[start of Data in this exercise]

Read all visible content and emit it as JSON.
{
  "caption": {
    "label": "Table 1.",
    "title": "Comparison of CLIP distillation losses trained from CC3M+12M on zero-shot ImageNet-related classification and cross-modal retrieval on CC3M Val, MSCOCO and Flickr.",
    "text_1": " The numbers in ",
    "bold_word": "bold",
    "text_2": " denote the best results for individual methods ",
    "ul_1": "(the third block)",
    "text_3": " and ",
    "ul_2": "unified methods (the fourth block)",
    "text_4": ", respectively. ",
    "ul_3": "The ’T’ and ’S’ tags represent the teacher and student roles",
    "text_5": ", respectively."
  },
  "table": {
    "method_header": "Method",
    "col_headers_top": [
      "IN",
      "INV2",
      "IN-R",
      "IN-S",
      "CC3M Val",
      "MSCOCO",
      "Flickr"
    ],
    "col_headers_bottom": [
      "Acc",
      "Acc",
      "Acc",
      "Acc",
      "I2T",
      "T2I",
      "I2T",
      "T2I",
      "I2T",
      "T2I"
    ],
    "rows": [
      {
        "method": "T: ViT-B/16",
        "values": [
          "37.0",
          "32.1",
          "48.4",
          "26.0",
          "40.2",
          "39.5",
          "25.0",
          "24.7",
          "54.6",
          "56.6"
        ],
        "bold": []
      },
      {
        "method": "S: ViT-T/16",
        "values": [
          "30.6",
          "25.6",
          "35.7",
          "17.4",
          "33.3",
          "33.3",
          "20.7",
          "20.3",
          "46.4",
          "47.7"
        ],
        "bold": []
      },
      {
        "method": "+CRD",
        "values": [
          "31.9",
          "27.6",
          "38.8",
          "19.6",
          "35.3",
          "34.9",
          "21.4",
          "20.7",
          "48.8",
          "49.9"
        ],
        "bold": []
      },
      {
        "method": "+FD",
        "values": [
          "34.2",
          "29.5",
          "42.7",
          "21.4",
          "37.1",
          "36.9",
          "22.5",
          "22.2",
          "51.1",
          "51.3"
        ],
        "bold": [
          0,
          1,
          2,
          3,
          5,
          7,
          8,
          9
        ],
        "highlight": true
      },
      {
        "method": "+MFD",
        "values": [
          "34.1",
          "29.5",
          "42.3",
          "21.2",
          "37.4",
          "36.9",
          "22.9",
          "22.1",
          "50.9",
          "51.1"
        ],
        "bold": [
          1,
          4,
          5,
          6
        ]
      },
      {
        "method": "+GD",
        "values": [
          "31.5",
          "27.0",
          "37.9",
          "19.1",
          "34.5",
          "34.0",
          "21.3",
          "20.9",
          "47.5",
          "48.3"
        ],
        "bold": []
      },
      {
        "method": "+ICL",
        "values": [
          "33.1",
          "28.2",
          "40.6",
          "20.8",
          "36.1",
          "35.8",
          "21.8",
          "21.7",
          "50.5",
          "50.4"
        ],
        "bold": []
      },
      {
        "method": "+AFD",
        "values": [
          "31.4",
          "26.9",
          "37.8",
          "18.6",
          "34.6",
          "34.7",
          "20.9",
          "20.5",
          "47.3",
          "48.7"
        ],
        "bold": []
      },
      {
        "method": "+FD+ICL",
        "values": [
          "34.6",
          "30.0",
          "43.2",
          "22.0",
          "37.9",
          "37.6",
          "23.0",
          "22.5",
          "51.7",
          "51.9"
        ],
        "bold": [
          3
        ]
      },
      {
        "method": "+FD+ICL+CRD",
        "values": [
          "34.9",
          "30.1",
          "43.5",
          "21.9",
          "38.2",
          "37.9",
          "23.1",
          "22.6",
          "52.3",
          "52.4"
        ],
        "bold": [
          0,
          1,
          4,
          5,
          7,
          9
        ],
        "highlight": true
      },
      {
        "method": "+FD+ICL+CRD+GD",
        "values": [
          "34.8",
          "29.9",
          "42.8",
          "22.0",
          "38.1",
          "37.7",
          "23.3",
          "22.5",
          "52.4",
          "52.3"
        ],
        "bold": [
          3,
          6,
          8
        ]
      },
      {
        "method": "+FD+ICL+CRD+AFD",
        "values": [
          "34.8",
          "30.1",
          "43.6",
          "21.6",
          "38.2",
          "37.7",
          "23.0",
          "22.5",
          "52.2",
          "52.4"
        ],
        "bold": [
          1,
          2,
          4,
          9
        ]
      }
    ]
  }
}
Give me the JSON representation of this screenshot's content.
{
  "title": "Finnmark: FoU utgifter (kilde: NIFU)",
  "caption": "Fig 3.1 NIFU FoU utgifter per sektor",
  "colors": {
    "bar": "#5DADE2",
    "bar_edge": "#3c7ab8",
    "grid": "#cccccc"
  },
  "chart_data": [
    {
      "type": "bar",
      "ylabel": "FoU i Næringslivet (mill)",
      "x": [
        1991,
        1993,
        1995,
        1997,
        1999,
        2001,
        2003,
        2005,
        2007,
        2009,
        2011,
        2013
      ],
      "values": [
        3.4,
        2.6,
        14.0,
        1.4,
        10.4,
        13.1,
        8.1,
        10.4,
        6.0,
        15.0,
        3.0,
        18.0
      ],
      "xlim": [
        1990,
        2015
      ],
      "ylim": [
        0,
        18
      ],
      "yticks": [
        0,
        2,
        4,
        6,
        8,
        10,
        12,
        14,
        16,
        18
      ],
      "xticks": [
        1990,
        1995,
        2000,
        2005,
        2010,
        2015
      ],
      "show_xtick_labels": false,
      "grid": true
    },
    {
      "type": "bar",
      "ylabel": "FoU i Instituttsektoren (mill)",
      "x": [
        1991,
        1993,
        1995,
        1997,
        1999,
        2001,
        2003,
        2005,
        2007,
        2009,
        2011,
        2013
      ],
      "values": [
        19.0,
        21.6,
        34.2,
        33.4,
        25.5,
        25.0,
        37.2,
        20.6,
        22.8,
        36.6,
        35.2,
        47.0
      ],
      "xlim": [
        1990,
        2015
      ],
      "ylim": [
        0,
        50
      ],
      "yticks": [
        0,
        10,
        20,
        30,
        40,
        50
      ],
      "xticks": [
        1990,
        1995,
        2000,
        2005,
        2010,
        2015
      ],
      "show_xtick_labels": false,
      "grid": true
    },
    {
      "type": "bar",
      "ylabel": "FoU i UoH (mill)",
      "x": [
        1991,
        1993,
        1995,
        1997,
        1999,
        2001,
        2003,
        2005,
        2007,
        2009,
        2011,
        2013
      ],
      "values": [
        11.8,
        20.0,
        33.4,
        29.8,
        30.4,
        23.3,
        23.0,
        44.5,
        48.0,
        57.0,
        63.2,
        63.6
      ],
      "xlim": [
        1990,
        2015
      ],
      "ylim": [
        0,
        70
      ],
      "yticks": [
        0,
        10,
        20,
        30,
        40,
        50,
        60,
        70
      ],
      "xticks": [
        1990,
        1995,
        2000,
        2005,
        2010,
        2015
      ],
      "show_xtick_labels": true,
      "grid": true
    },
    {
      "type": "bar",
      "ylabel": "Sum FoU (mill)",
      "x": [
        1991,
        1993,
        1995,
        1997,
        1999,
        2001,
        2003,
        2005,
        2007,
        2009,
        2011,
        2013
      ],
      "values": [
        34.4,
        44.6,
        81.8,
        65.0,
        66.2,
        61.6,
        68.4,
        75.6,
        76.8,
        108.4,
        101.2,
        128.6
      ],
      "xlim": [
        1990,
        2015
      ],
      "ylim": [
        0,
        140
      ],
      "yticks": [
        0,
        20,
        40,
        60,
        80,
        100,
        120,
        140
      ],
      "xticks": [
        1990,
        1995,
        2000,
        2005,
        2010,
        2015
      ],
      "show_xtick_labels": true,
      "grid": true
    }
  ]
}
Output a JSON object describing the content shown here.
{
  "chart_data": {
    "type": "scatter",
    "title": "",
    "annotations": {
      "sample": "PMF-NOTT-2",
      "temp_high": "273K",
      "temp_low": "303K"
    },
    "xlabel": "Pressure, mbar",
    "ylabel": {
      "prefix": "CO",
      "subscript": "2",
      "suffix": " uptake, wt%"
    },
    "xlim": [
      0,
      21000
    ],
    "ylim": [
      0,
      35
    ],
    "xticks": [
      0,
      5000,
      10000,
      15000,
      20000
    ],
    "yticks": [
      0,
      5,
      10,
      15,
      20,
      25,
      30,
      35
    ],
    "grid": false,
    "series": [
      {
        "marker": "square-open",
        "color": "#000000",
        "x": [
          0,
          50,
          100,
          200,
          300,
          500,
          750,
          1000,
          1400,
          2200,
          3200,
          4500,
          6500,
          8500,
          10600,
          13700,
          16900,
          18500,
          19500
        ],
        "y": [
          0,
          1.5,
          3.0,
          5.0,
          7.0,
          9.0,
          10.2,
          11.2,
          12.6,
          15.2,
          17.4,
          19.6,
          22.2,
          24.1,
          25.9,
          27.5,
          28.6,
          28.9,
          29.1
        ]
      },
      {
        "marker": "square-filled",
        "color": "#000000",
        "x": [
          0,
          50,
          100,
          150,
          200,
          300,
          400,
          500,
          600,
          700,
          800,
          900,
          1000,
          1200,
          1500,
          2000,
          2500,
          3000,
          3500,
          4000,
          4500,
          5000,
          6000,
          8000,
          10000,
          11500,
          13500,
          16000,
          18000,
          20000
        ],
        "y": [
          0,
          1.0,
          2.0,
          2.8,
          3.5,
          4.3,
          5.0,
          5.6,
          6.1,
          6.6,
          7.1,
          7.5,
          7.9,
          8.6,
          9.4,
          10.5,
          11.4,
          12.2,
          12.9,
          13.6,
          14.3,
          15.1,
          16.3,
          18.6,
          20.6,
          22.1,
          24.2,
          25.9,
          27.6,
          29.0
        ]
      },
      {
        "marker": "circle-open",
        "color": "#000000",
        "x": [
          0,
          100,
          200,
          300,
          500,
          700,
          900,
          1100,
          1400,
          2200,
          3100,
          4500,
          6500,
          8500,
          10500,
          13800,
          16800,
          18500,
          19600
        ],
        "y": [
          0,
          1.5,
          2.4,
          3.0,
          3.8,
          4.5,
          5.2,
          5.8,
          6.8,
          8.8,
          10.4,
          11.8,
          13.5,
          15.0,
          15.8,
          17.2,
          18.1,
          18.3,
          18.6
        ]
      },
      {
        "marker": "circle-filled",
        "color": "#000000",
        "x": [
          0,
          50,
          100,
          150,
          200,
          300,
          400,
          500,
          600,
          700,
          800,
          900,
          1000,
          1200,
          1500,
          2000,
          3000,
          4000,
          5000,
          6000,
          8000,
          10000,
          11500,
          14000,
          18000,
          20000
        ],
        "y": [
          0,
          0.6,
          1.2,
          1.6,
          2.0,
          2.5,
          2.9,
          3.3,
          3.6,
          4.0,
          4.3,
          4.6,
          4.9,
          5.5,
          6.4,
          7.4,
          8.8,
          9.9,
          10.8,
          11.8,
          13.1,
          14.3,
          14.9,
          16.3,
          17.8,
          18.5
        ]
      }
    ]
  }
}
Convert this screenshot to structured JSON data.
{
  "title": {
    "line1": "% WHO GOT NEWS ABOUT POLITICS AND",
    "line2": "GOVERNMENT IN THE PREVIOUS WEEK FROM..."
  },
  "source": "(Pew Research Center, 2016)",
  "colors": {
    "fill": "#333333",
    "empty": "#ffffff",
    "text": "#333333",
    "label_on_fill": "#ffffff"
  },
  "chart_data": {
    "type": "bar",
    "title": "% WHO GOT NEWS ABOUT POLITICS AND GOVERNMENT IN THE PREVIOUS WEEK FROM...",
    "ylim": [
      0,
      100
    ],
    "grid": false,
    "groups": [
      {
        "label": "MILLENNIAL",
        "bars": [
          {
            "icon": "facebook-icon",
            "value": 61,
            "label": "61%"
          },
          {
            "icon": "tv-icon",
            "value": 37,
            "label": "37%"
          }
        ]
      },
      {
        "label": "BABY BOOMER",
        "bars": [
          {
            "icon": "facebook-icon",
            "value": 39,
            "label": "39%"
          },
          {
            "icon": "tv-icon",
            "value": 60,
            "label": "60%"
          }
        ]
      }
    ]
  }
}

[end of Data in this exercise]

Direction
Check each line above for the word "block" and give the number of lines that have it, nothing else.

Solved problem
2